start Raw records

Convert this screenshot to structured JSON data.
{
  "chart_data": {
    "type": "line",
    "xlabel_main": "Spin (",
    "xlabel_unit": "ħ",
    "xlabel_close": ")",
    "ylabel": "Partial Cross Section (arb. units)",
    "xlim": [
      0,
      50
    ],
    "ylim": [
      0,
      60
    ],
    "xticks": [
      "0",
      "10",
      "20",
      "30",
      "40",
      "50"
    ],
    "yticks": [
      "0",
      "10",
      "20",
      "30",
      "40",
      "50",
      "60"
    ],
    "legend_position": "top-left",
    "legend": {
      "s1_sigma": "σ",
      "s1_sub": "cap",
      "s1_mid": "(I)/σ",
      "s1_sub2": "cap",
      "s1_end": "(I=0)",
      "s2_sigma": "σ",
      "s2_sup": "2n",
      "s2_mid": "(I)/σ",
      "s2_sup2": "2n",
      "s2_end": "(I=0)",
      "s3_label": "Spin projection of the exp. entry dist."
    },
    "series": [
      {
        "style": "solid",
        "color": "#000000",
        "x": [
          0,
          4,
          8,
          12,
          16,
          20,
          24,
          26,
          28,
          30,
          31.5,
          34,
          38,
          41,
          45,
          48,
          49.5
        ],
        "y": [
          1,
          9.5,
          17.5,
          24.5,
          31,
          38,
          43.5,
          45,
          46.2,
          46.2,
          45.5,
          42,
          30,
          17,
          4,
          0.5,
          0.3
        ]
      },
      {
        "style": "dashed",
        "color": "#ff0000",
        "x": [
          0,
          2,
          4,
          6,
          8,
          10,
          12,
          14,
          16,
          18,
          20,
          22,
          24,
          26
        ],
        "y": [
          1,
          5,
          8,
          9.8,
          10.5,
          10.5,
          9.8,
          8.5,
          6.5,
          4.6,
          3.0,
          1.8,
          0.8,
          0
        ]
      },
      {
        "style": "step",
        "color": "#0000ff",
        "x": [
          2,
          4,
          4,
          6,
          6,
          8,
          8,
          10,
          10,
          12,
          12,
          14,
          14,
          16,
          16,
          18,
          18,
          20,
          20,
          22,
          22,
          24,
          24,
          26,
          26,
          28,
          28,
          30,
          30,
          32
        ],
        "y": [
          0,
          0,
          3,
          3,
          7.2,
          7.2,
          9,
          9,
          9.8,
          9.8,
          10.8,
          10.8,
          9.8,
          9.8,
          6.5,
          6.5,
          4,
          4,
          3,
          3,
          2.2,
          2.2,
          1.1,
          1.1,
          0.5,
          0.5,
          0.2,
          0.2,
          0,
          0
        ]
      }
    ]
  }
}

end Raw records

Written problem
Each entry above is to be set down again in exactly the same words.

Response
Convert this screenshot to structured JSON data.
{
  "chart_data": {
    "type": "line",
    "xlabel_main": "Spin (",
    "xlabel_unit": "ħ",
    "xlabel_close": ")",
    "ylabel": "Partial Cross Section (arb. units)",
    "xlim": [
      0,
      50
    ],
    "ylim": [
      0,
      60
    ],
    "xticks": [
      "0",
      "10",
      "20",
      "30",
      "40",
      "50"
    ],
    "yticks": [
      "0",
      "10",
      "20",
      "30",
      "40",
      "50",
      "60"
    ],
    "legend_position": "top-left",
    "legend": {
      "s1_sigma": "σ",
      "s1_sub": "cap",
      "s1_mid": "(I)/σ",
      "s1_sub2": "cap",
      "s1_end": "(I=0)",
      "s2_sigma": "σ",
      "s2_sup": "2n",
      "s2_mid": "(I)/σ",
      "s2_sup2": "2n",
      "s2_end": "(I=0)",
      "s3_label": "Spin projection of the exp. entry dist."
    },
    "series": [
      {
        "style": "solid",
        "color": "#000000",
        "x": [
          0,
          4,
          8,
          12,
          16,
          20,
          24,
          26,
          28,
          30,
          31.5,
          34,
          38,
          41,
          45,
          48,
          49.5
        ],
        "y": [
          1,
          9.5,
          17.5,
          24.5,
          31,
          38,
          43.5,
          45,
          46.2,
          46.2,
          45.5,
          42,
          30,
          17,
          4,
          0.5,
          0.3
        ]
      },
      {
        "style": "dashed",
        "color": "#ff0000",
        "x": [
          0,
          2,
          4,
          6,
          8,
          10,
          12,
          14,
          16,
          18,
          20,
          22,
          24,
          26
        ],
        "y": [
          1,
          5,
          8,
          9.8,
          10.5,
          10.5,
          9.8,
          8.5,
          6.5,
          4.6,
          3.0,
          1.8,
          0.8,
          0
        ]
      },
      {
        "style": "step",
        "color": "#0000ff",
        "x": [
          2,
          4,
          4,
          6,
          6,
          8,
          8,
          10,
          10,
          12,
          12,
          14,
          14,
          16,
          16,
          18,
          18,
          20,
          20,
          22,
          22,
          24,
          24,
          26,
          26,
          28,
          28,
          30,
          30,
          32
        ],
        "y": [
          0,
          0,
          3,
          3,
          7.2,
          7.2,
          9,
          9,
          9.8,
          9.8,
          10.8,
          10.8,
          9.8,
          9.8,
          6.5,
          6.5,
          4,
          4,
          3,
          3,
          2.2,
          2.2,
          1.1,
          1.1,
          0.5,
          0.5,
          0.2,
          0.2,
          0,
          0
        ]
      }
    ]
  }
}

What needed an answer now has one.